WHAT YOU NEED TO DO: Set the data down again, exactly as it reads, but without the pictures.

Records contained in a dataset
"""

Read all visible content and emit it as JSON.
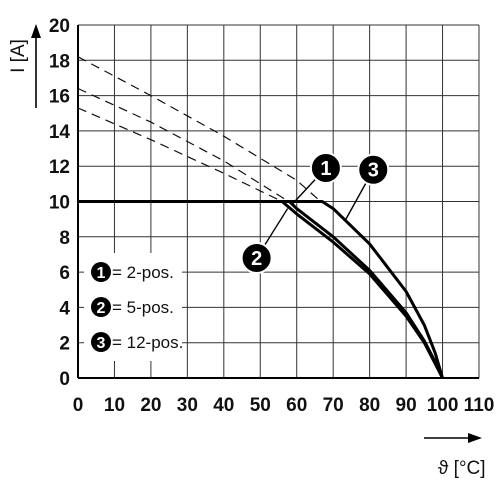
{
  "chart_data": {
    "type": "line",
    "xlabel": "ϑ [°C]",
    "ylabel": "I [A]",
    "xlim": [
      0,
      110
    ],
    "ylim": [
      0,
      20
    ],
    "x_ticks": [
      "0",
      "10",
      "20",
      "30",
      "40",
      "50",
      "60",
      "70",
      "80",
      "90",
      "100",
      "110"
    ],
    "y_ticks": [
      "0",
      "2",
      "4",
      "6",
      "8",
      "10",
      "12",
      "14",
      "16",
      "18",
      "20"
    ],
    "grid": true,
    "legend": [
      {
        "marker": "1",
        "label": "= 2-pos."
      },
      {
        "marker": "2",
        "label": "= 5-pos."
      },
      {
        "marker": "3",
        "label": "= 12-pos."
      }
    ],
    "series": [
      {
        "marker": "1",
        "points": [
          [
            0,
            10
          ],
          [
            58,
            10
          ],
          [
            60,
            9.6
          ],
          [
            70,
            8.0
          ],
          [
            80,
            6.1
          ],
          [
            90,
            3.7
          ],
          [
            95,
            2.1
          ],
          [
            98,
            0.9
          ],
          [
            100,
            0
          ]
        ],
        "dashed": [
          [
            0,
            16.4
          ],
          [
            20,
            14.5
          ],
          [
            40,
            12.3
          ],
          [
            57,
            10.1
          ]
        ]
      },
      {
        "marker": "2",
        "points": [
          [
            0,
            10
          ],
          [
            56,
            10
          ],
          [
            60,
            9.3
          ],
          [
            70,
            7.7
          ],
          [
            80,
            5.9
          ],
          [
            90,
            3.5
          ],
          [
            95,
            2.0
          ],
          [
            98,
            0.8
          ],
          [
            100,
            0
          ]
        ],
        "dashed": [
          [
            0,
            15.3
          ],
          [
            20,
            13.5
          ],
          [
            40,
            11.6
          ],
          [
            55,
            10.1
          ]
        ]
      },
      {
        "marker": "3",
        "points": [
          [
            0,
            10
          ],
          [
            67,
            10
          ],
          [
            70,
            9.6
          ],
          [
            80,
            7.6
          ],
          [
            90,
            4.9
          ],
          [
            95,
            3.0
          ],
          [
            98,
            1.4
          ],
          [
            100,
            0
          ]
        ],
        "dashed": [
          [
            0,
            18.2
          ],
          [
            20,
            16.0
          ],
          [
            40,
            13.7
          ],
          [
            60,
            11.2
          ],
          [
            66,
            10.1
          ]
        ]
      }
    ],
    "annotations": [
      {
        "marker": "1",
        "x": 68,
        "y": 11.9,
        "points_to": [
          59,
          9.9
        ]
      },
      {
        "marker": "2",
        "x": 49,
        "y": 6.8,
        "points_to": [
          57.5,
          9.6
        ]
      },
      {
        "marker": "3",
        "x": 81,
        "y": 11.8,
        "points_to": [
          73.5,
          9.0
        ]
      }
    ]
  }
}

"""

SOLUTION FOR THIS PROBLEM:
Read all visible content and emit it as JSON.
{
  "chart_data": {
    "type": "line",
    "xlabel": "ϑ [°C]",
    "ylabel": "I [A]",
    "xlim": [
      0,
      110
    ],
    "ylim": [
      0,
      20
    ],
    "x_ticks": [
      "0",
      "10",
      "20",
      "30",
      "40",
      "50",
      "60",
      "70",
      "80",
      "90",
      "100",
      "110"
    ],
    "y_ticks": [
      "0",
      "2",
      "4",
      "6",
      "8",
      "10",
      "12",
      "14",
      "16",
      "18",
      "20"
    ],
    "grid": true,
    "legend": [
      {
        "marker": "1",
        "label": "= 2-pos."
      },
      {
        "marker": "2",
        "label": "= 5-pos."
      },
      {
        "marker": "3",
        "label": "= 12-pos."
      }
    ],
    "series": [
      {
        "marker": "1",
        "points": [
          [
            0,
            10
          ],
          [
            58,
            10
          ],
          [
            60,
            9.6
          ],
          [
            70,
            8.0
          ],
          [
            80,
            6.1
          ],
          [
            90,
            3.7
          ],
          [
            95,
            2.1
          ],
          [
            98,
            0.9
          ],
          [
            100,
            0
          ]
        ],
        "dashed": [
          [
            0,
            16.4
          ],
          [
            20,
            14.5
          ],
          [
            40,
            12.3
          ],
          [
            57,
            10.1
          ]
        ]
      },
      {
        "marker": "2",
        "points": [
          [
            0,
            10
          ],
          [
            56,
            10
          ],
          [
            60,
            9.3
          ],
          [
            70,
            7.7
          ],
          [
            80,
            5.9
          ],
          [
            90,
            3.5
          ],
          [
            95,
            2.0
          ],
          [
            98,
            0.8
          ],
          [
            100,
            0
          ]
        ],
        "dashed": [
          [
            0,
            15.3
          ],
          [
            20,
            13.5
          ],
          [
            40,
            11.6
          ],
          [
            55,
            10.1
          ]
        ]
      },
      {
        "marker": "3",
        "points": [
          [
            0,
            10
          ],
          [
            67,
            10
          ],
          [
            70,
            9.6
          ],
          [
            80,
            7.6
          ],
          [
            90,
            4.9
          ],
          [
            95,
            3.0
          ],
          [
            98,
            1.4
          ],
          [
            100,
            0
          ]
        ],
        "dashed": [
          [
            0,
            18.2
          ],
          [
            20,
            16.0
          ],
          [
            40,
            13.7
          ],
          [
            60,
            11.2
          ],
          [
            66,
            10.1
          ]
        ]
      }
    ],
    "annotations": [
      {
        "marker": "1",
        "x": 68,
        "y": 11.9,
        "points_to": [
          59,
          9.9
        ]
      },
      {
        "marker": "2",
        "x": 49,
        "y": 6.8,
        "points_to": [
          57.5,
          9.6
        ]
      },
      {
        "marker": "3",
        "x": 81,
        "y": 11.8,
        "points_to": [
          73.5,
          9.0
        ]
      }
    ]
  }
}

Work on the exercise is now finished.